* [EXERCISE GOAL] Repeat every record below exactly as written.
** start of STORED DATA **
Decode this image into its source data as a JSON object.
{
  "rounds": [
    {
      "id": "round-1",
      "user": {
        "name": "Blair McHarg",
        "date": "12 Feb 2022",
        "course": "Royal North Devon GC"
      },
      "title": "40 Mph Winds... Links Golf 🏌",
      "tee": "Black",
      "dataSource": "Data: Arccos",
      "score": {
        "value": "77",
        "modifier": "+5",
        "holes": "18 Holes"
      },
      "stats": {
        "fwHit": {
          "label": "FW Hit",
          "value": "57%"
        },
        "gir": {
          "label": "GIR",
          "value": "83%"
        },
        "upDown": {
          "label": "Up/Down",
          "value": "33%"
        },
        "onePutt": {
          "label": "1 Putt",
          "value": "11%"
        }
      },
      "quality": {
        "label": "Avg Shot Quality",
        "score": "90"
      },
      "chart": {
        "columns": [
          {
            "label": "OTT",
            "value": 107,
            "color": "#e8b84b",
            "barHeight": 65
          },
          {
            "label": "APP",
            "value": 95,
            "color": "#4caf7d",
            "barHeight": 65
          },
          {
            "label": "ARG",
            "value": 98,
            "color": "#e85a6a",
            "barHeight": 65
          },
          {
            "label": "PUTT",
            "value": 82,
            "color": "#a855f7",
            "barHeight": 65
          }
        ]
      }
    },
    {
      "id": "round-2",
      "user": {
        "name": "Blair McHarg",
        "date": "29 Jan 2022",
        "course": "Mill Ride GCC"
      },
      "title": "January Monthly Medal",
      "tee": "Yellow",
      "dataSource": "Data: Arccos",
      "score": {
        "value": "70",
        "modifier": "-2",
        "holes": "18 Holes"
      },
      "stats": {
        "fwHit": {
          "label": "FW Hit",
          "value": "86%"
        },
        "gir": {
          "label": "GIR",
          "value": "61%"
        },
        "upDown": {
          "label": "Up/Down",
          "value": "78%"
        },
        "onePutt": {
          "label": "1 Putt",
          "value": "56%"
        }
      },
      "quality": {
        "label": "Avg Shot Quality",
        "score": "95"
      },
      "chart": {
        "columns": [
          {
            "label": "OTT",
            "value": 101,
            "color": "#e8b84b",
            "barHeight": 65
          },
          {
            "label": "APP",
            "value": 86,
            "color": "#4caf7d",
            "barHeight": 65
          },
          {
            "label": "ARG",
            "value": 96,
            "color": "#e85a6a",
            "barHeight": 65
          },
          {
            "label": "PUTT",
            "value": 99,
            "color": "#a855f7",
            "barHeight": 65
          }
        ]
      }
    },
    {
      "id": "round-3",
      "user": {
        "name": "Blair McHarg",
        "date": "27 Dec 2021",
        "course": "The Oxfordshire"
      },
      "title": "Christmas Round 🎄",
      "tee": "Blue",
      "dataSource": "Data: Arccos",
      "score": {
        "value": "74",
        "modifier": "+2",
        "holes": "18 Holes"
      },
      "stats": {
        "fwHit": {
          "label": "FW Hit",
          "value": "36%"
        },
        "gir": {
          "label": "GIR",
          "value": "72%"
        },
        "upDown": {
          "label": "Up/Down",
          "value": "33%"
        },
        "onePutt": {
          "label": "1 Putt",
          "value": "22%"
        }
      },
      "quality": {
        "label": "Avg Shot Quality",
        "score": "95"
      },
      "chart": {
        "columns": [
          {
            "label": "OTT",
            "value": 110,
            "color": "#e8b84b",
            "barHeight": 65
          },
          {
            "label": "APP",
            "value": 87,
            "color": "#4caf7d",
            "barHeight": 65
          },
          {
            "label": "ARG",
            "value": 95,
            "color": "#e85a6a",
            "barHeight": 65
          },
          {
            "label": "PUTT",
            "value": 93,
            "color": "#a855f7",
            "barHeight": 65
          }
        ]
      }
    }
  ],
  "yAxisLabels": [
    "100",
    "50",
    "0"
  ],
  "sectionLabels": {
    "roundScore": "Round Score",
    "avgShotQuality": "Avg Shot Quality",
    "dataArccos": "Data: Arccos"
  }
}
** end of STORED DATA **
* [CORRECT OUTPUT]
Decode this image into its source data as a JSON object.
{
  "rounds": [
    {
      "id": "round-1",
      "user": {
        "name": "Blair McHarg",
        "date": "12 Feb 2022",
        "course": "Royal North Devon GC"
      },
      "title": "40 Mph Winds... Links Golf 🏌",
      "tee": "Black",
      "dataSource": "Data: Arccos",
      "score": {
        "value": "77",
        "modifier": "+5",
        "holes": "18 Holes"
      },
      "stats": {
        "fwHit": {
          "label": "FW Hit",
          "value": "57%"
        },
        "gir": {
          "label": "GIR",
          "value": "83%"
        },
        "upDown": {
          "label": "Up/Down",
          "value": "33%"
        },
        "onePutt": {
          "label": "1 Putt",
          "value": "11%"
        }
      },
      "quality": {
        "label": "Avg Shot Quality",
        "score": "90"
      },
      "chart": {
        "columns": [
          {
            "label": "OTT",
            "value": 107,
            "color": "#e8b84b",
            "barHeight": 65
          },
          {
            "label": "APP",
            "value": 95,
            "color": "#4caf7d",
            "barHeight": 65
          },
          {
            "label": "ARG",
            "value": 98,
            "color": "#e85a6a",
            "barHeight": 65
          },
          {
            "label": "PUTT",
            "value": 82,
            "color": "#a855f7",
            "barHeight": 65
          }
        ]
      }
    },
    {
      "id": "round-2",
      "user": {
        "name": "Blair McHarg",
        "date": "29 Jan 2022",
        "course": "Mill Ride GCC"
      },
      "title": "January Monthly Medal",
      "tee": "Yellow",
      "dataSource": "Data: Arccos",
      "score": {
        "value": "70",
        "modifier": "-2",
        "holes": "18 Holes"
      },
      "stats": {
        "fwHit": {
          "label": "FW Hit",
          "value": "86%"
        },
        "gir": {
          "label": "GIR",
          "value": "61%"
        },
        "upDown": {
          "label": "Up/Down",
          "value": "78%"
        },
        "onePutt": {
          "label": "1 Putt",
          "value": "56%"
        }
      },
      "quality": {
        "label": "Avg Shot Quality",
        "score": "95"
      },
      "chart": {
        "columns": [
          {
            "label": "OTT",
            "value": 101,
            "color": "#e8b84b",
            "barHeight": 65
          },
          {
            "label": "APP",
            "value": 86,
            "color": "#4caf7d",
            "barHeight": 65
          },
          {
            "label": "ARG",
            "value": 96,
            "color": "#e85a6a",
            "barHeight": 65
          },
          {
            "label": "PUTT",
            "value": 99,
            "color": "#a855f7",
            "barHeight": 65
          }
        ]
      }
    },
    {
      "id": "round-3",
      "user": {
        "name": "Blair McHarg",
        "date": "27 Dec 2021",
        "course": "The Oxfordshire"
      },
      "title": "Christmas Round 🎄",
      "tee": "Blue",
      "dataSource": "Data: Arccos",
      "score": {
        "value": "74",
        "modifier": "+2",
        "holes": "18 Holes"
      },
      "stats": {
        "fwHit": {
          "label": "FW Hit",
          "value": "36%"
        },
        "gir": {
          "label": "GIR",
          "value": "72%"
        },
        "upDown": {
          "label": "Up/Down",
          "value": "33%"
        },
        "onePutt": {
          "label": "1 Putt",
          "value": "22%"
        }
      },
      "quality": {
        "label": "Avg Shot Quality",
        "score": "95"
      },
      "chart": {
        "columns": [
          {
            "label": "OTT",
            "value": 110,
            "color": "#e8b84b",
            "barHeight": 65
          },
          {
            "label": "APP",
            "value": 87,
            "color": "#4caf7d",
            "barHeight": 65
          },
          {
            "label": "ARG",
            "value": 95,
            "color": "#e85a6a",
            "barHeight": 65
          },
          {
            "label": "PUTT",
            "value": 93,
            "color": "#a855f7",
            "barHeight": 65
          }
        ]
      }
    }
  ],
  "yAxisLabels": [
    "100",
    "50",
    "0"
  ],
  "sectionLabels": {
    "roundScore": "Round Score",
    "avgShotQuality": "Avg Shot Quality",
    "dataArccos": "Data: Arccos"
  }
}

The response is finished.